Objective:
Make an exact copy of all the entries, with the pictures left out.

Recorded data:
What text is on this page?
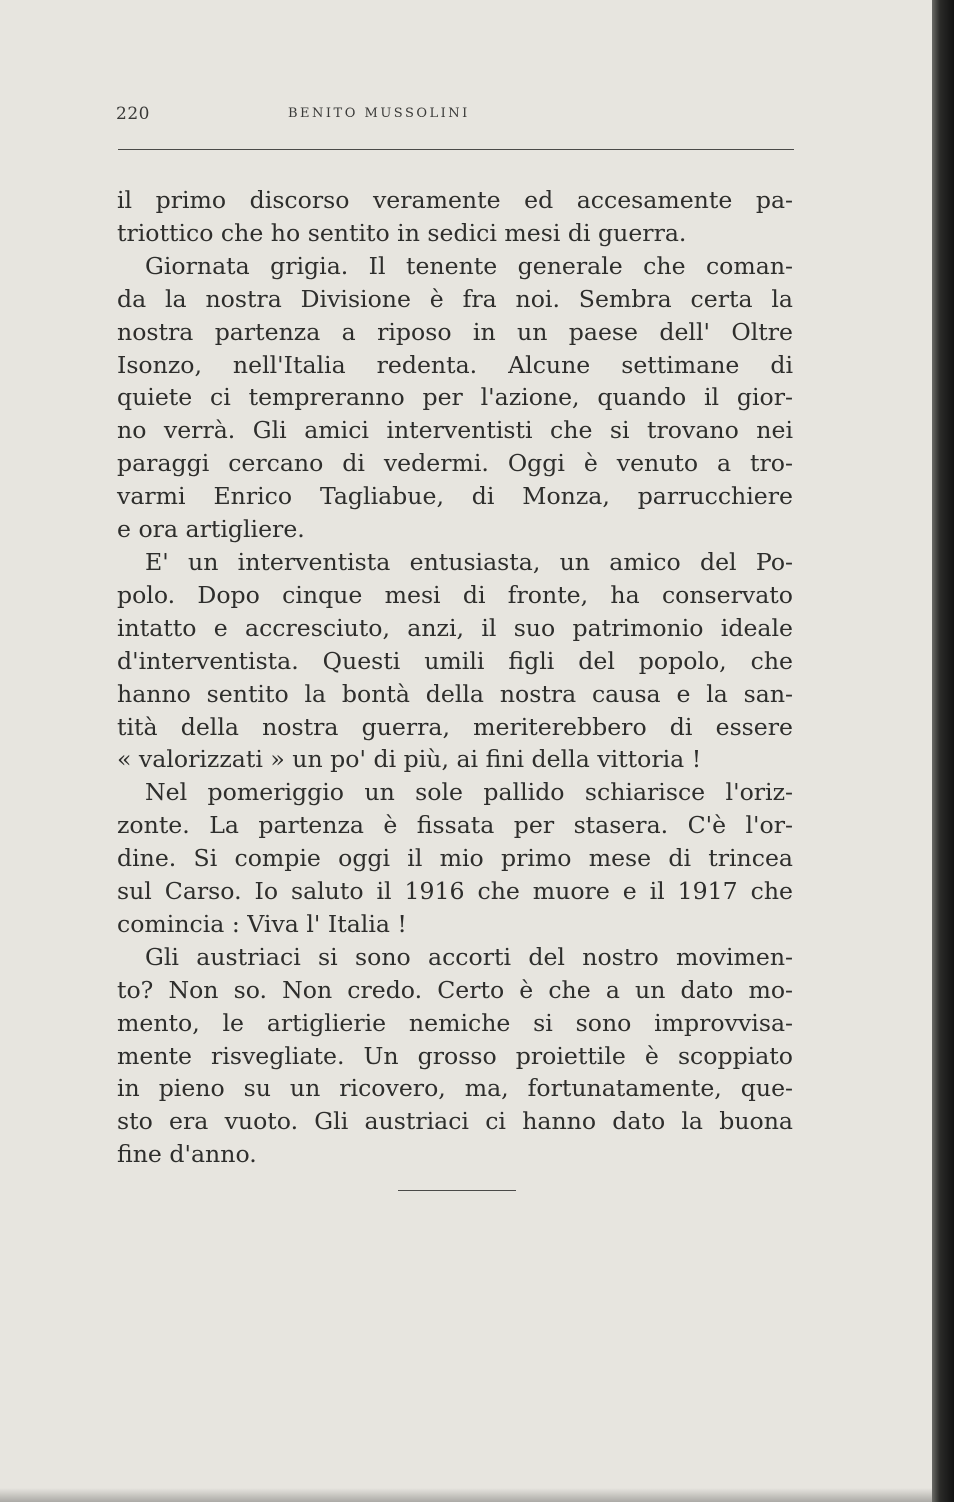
220	BENITO MUSSOLINI

il primo discorso veramente ed accesamente pa-
triottico che ho sentito in sedici mesi di guerra.

Giornata grigia. Il tenente generale che coman-
da la nostra Divisione è fra noi. Sembra certa la
nostra partenza a riposo in un paese dell' Oltre
Isonzo, nell'Italia redenta. Alcune settimane di
quiete ci tempreranno per l'azione, quando il gior-
no verrà. Gli amici interventisti che si trovano nei
paraggi cercano di vedermi. Oggi è venuto a tro-
varmi Enrico Tagliabue, di Monza, parrucchiere
e ora artigliere.

E' un interventista entusiasta, un amico del Po-
polo. Dopo cinque mesi di fronte, ha conservato
intatto e accresciuto, anzi, il suo patrimonio ideale
d'interventista. Questi umili figli del popolo, che
hanno sentito la bontà della nostra causa e la san-
tità della nostra guerra, meriterebbero di essere
« valorizzati » un po' di più, ai fini della vittoria !

Nel pomeriggio un sole pallido schiarisce l'oriz-
zonte. La partenza è fissata per stasera. C'è l'or-
dine. Si compie oggi il mio primo mese di trincea
sul Carso. Io saluto il 1916 che muore e il 1917 che
comincia : Viva l' Italia !

Gli austriaci si sono accorti del nostro movimen-
to? Non so. Non credo. Certo è che a un dato mo-
mento, le artiglierie nemiche si sono improvvisa-
mente risvegliate. Un grosso proiettile è scoppiato
in pieno su un ricovero, ma, fortunatamente, que-
sto era vuoto. Gli austriaci ci hanno dato la buona
fine d'anno.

Solution for this problem:
What text is on this page?
220	BENITO MUSSOLINI

il primo discorso veramente ed accesamente pa-
triottico che ho sentito in sedici mesi di guerra.

Giornata grigia. Il tenente generale che coman-
da la nostra Divisione è fra noi. Sembra certa la
nostra partenza a riposo in un paese dell' Oltre
Isonzo, nell'Italia redenta. Alcune settimane di
quiete ci tempreranno per l'azione, quando il gior-
no verrà. Gli amici interventisti che si trovano nei
paraggi cercano di vedermi. Oggi è venuto a tro-
varmi Enrico Tagliabue, di Monza, parrucchiere
e ora artigliere.

E' un interventista entusiasta, un amico del Po-
polo. Dopo cinque mesi di fronte, ha conservato
intatto e accresciuto, anzi, il suo patrimonio ideale
d'interventista. Questi umili figli del popolo, che
hanno sentito la bontà della nostra causa e la san-
tità della nostra guerra, meriterebbero di essere
« valorizzati » un po' di più, ai fini della vittoria !

Nel pomeriggio un sole pallido schiarisce l'oriz-
zonte. La partenza è fissata per stasera. C'è l'or-
dine. Si compie oggi il mio primo mese di trincea
sul Carso. Io saluto il 1916 che muore e il 1917 che
comincia : Viva l' Italia !

Gli austriaci si sono accorti del nostro movimen-
to? Non so. Non credo. Certo è che a un dato mo-
mento, le artiglierie nemiche si sono improvvisa-
mente risvegliate. Un grosso proiettile è scoppiato
in pieno su un ricovero, ma, fortunatamente, que-
sto era vuoto. Gli austriaci ci hanno dato la buona
fine d'anno.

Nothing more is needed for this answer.